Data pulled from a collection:
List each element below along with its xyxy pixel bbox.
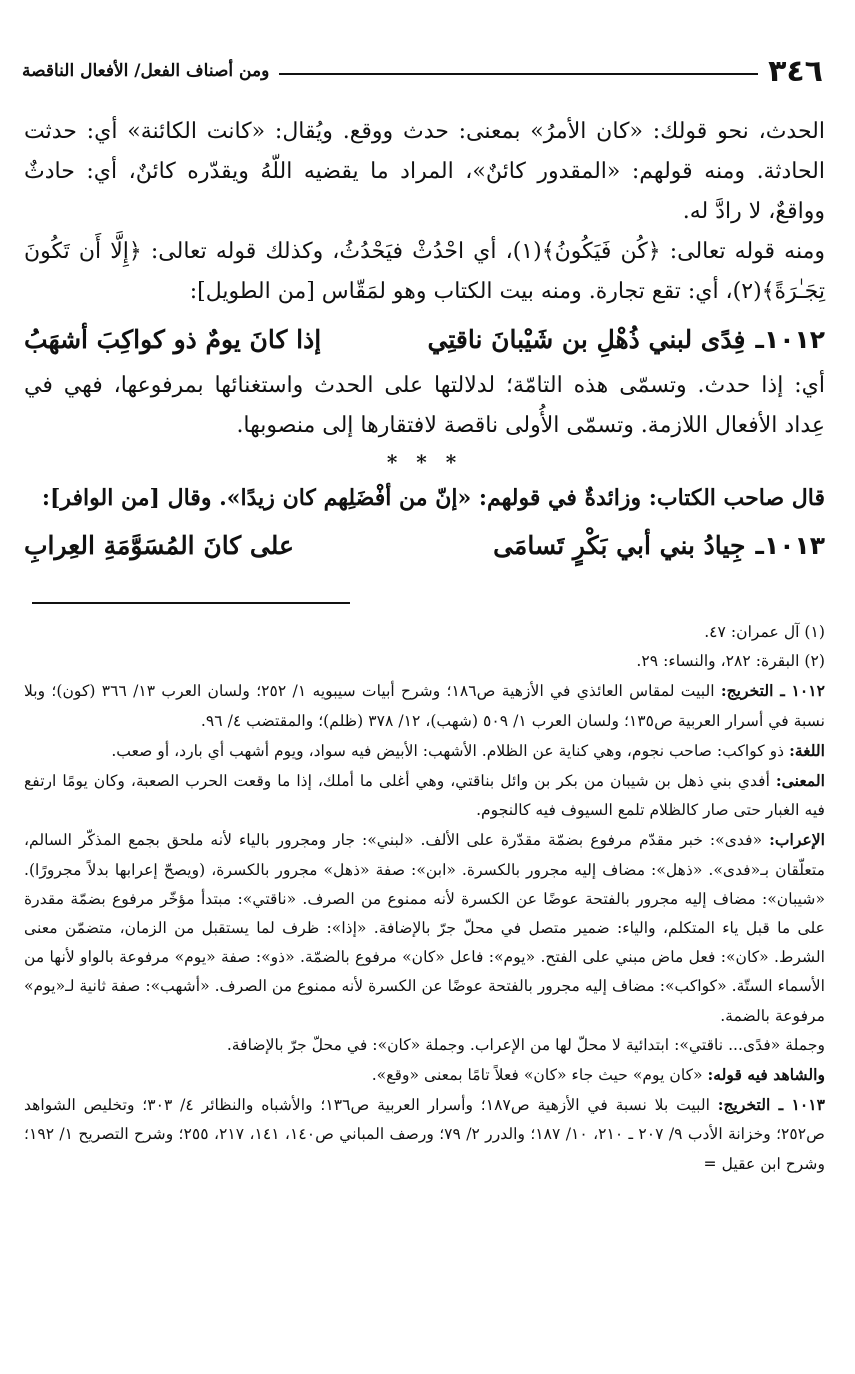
verse-hemistich-1: جِيادُ بني أبي بَكْرٍ تَسامَى: [493, 530, 746, 560]
paragraph-3: أي: إذا حدث. وتسمّى هذه التامّة؛ لدلالتها على الحدث واستغنائها بمرفوعها، فهي في عِداد الأفعال اللازمة. وتسمّى الأُولى ناقصة لافتقارها إلى منصوبها.: [24, 373, 825, 438]
verse-hemistich-2: على كانَ المُسَوَّمَةِ العِرابِ: [24, 530, 294, 560]
footnotes: [24, 618, 825, 1179]
header-rule: [279, 73, 758, 75]
mana-label: المعنى:: [775, 771, 825, 791]
page-header: [22, 54, 823, 88]
lugha-text: ذو كواكب: صاحب نجوم، وهي كناية عن الظلام. الأشهب: الأبيض فيه سواد، ويوم أشهب أي بارد، أو صعب.: [111, 741, 785, 760]
takhrij-label: ١٠١٣ ـ التخريج:: [717, 1095, 825, 1115]
paragraph-1: الحدث، نحو قولك: «كان الأمرُ» بمعنى: حدث ووقع. ويُقال: «كانت الكائنة» أي: حدثت الحادثة. ومنه قولهم: «المقدور كائنٌ»، المراد ما يقضيه اللّهُ ويقدّره كائنٌ، أي: حادثٌ وواقعٌ، لا رادَّ له.: [24, 119, 825, 224]
footnote-1: (١) آل عمران: ٤٧.: [704, 623, 825, 641]
mana-text: أفدي بني ذهل بن شيبان من بكر بن وائل بناقتي، وهي أغلى ما أملك، إذا ما وقعت الحرب الصعبة، وكان يومًا ارتفع فيه الغبار حتى صار كالظلام تلمع السيوف فيه كالنجوم.: [24, 772, 825, 820]
lugha: [24, 736, 825, 766]
irab: [24, 825, 825, 1030]
shahid-label: والشاهد فيه قوله:: [707, 1065, 825, 1085]
irab-label: الإعراب:: [769, 830, 825, 850]
page-number: ٣٤٦: [768, 53, 823, 89]
verse-1013: [24, 518, 825, 572]
verse-number: ١٠١٢ـ: [755, 324, 825, 354]
verse-number: ١٠١٣ـ: [755, 530, 825, 560]
paragraph-2: ومنه قوله تعالى: ﴿كُن فَيَكُونُ﴾(١)، أي احْدُثْ فيَحْدُثُ، وكذلك قوله تعالى: ﴿إِلَّا أَن تَكُونَ تِجَـٰرَةً﴾(٢)، أي: تقع تجارة. ومنه بيت الكتاب وهو لمَقّاس [من الطويل]:: [24, 239, 825, 304]
shahid: [24, 1060, 825, 1090]
footnote-rule: [32, 602, 350, 604]
running-title: ومن أصناف الفعل/ الأفعال الناقصة: [22, 61, 270, 81]
paragraph-4: قال صاحب الكتاب: وزائدةٌ في قولهم: «إنّ من أفْضَلِهم كان زيدًا». وقال [من الوافر]:: [41, 485, 825, 511]
continuation-mark: =: [703, 1154, 717, 1173]
takhrij-text: البيت بلا نسبة في الأزهية ص١٨٧؛ وأسرار العربية ص١٣٦؛ والأشباه والنظائر ٤/ ٣٠٣؛ وتخليص الشواهد ص٢٥٢؛ وخزانة الأدب ٩/ ٢٠٧ ـ ٢١٠، ١٠/ ١٨٧؛ والدرر ٢/ ٧٩؛ ورصف المباني ص١٤٠، ١٤١، ٢١٧، ٢٥٥؛ وشرح التصريح ١/ ١٩٢؛ وشرح ابن عقيل: [24, 1096, 826, 1173]
takhrij-1012: [24, 676, 825, 735]
verse-hemistich-2: إذا كانَ يومٌ ذو كواكِبَ أشهَبُ: [24, 324, 322, 354]
verse-1012: [24, 312, 825, 366]
takhrij-text: البيت لمقاس العائذي في الأزهية ص١٨٦؛ وشرح أبيات سيبويه ١/ ٢٥٢؛ ولسان العرب ١٣/ ٣٦٦ (كون)؛ وبلا نسبة في أسرار العربية ص١٣٥؛ ولسان العرب ١/ ٥٠٩ (شهب)، ١٢/ ٣٧٨ (ظلم)؛ والمقتضب ٤/ ٩٦.: [24, 682, 825, 730]
lugha-label: اللغة:: [789, 740, 825, 760]
irab-text: «فدى»: خبر مقدّم مرفوع بضمّة مقدّرة على الألف. «لبني»: جار ومجرور بالياء لأنه ملحق بجمع المذكّر السالم، متعلّقان بـ«فدى». «ذهل»: مضاف إليه مجرور بالكسرة. «ابن»: صفة «ذهل» مجرور بالكسرة، (ويصحّ إعرابها بدلاً مجرورًا). «شيبان»: مضاف إليه مجرور بالفتحة عوضًا عن الكسرة لأنه ممنوع من الصرف. «ناقتي»: مبتدأ مؤخّر مرفوع بضمّة مقدرة على ما قبل ياء المتكلم، والياء: ضمير متصل في محلّ جرّ بالإضافة. «إذا»: ظرف لما يستقبل من الزمان، متضمّن معنى الشرط. «كان»: فعل ماض مبني على الفتح. «يوم»: فاعل «كان» مرفوع بالضمّة. «ذو»: صفة «يوم» مرفوعة بالواو لأنها من الأسماء الستّة. «كواكب»: مضاف إليه مجرور بالفتحة عوضًا عن الكسرة لأنه ممنوع من الصرف. «أشهب»: صفة ثانية لـ«يوم» مرفوعة بالضمة.: [24, 831, 825, 1025]
main-text: [24, 112, 825, 572]
jumla: وجملة «فدًى... ناقتي»: ابتدائية لا محلّ لها من الإعراب. وجملة «كان»: في محلّ جرّ بالإضافة.: [226, 1035, 825, 1054]
mana: [24, 766, 825, 825]
takhrij-1013: [24, 1090, 825, 1179]
section-separator: * * *: [386, 450, 463, 474]
verse-hemistich-1: فِدًى لبني ذُهْلِ بن شَيْبانَ ناقتِي: [427, 324, 746, 354]
shahid-text: «كان يوم» حيث جاء «كان» فعلاً تامًا بمعنى «وقع».: [371, 1066, 703, 1085]
takhrij-label: ١٠١٢ ـ التخريج:: [720, 681, 825, 701]
footnote-2: (٢) البقرة: ٢٨٢، والنساء: ٢٩.: [636, 652, 825, 671]
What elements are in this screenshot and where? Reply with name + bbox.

EXERCISE PROMPT: Collect every line of the items above that contains the string "label", and copy each one out in full.

COMPLETE OUTPUT:
mana-label: المعنى:: [775, 771, 825, 791]
takhrij-label: ١٠١٣ ـ التخريج:: [717, 1095, 825, 1115]
shahid-label: والشاهد فيه قوله:: [707, 1065, 825, 1085]
irab-label: الإعراب:: [769, 830, 825, 850]
lugha-label: اللغة:: [789, 740, 825, 760]
takhrij-label: ١٠١٢ ـ التخريج:: [720, 681, 825, 701]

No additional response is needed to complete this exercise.